* **Requirement**
All of the material below is to be repeated exactly.

* **Information shown**
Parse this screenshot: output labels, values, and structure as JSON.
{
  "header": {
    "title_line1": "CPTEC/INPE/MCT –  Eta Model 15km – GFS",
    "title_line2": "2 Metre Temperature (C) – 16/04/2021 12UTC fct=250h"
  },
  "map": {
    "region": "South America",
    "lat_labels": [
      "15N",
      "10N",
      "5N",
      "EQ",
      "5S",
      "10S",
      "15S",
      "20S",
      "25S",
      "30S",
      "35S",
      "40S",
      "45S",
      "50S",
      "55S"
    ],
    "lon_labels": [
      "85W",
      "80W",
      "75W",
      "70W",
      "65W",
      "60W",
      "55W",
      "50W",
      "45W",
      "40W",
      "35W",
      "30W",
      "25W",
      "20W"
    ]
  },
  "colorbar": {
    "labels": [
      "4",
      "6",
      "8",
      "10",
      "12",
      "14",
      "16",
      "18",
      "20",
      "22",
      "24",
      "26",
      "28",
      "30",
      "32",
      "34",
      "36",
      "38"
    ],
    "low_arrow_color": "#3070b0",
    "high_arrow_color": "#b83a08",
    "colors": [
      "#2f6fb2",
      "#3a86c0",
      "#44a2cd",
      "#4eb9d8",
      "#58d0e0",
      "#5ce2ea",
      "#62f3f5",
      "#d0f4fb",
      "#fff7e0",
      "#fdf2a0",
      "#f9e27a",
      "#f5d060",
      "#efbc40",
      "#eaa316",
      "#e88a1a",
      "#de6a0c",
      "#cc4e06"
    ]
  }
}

* **Solution**
Parse this screenshot: output labels, values, and structure as JSON.
{
  "header": {
    "title_line1": "CPTEC/INPE/MCT –  Eta Model 15km – GFS",
    "title_line2": "2 Metre Temperature (C) – 16/04/2021 12UTC fct=250h"
  },
  "map": {
    "region": "South America",
    "lat_labels": [
      "15N",
      "10N",
      "5N",
      "EQ",
      "5S",
      "10S",
      "15S",
      "20S",
      "25S",
      "30S",
      "35S",
      "40S",
      "45S",
      "50S",
      "55S"
    ],
    "lon_labels": [
      "85W",
      "80W",
      "75W",
      "70W",
      "65W",
      "60W",
      "55W",
      "50W",
      "45W",
      "40W",
      "35W",
      "30W",
      "25W",
      "20W"
    ]
  },
  "colorbar": {
    "labels": [
      "4",
      "6",
      "8",
      "10",
      "12",
      "14",
      "16",
      "18",
      "20",
      "22",
      "24",
      "26",
      "28",
      "30",
      "32",
      "34",
      "36",
      "38"
    ],
    "low_arrow_color": "#3070b0",
    "high_arrow_color": "#b83a08",
    "colors": [
      "#2f6fb2",
      "#3a86c0",
      "#44a2cd",
      "#4eb9d8",
      "#58d0e0",
      "#5ce2ea",
      "#62f3f5",
      "#d0f4fb",
      "#fff7e0",
      "#fdf2a0",
      "#f9e27a",
      "#f5d060",
      "#efbc40",
      "#eaa316",
      "#e88a1a",
      "#de6a0c",
      "#cc4e06"
    ]
  }
}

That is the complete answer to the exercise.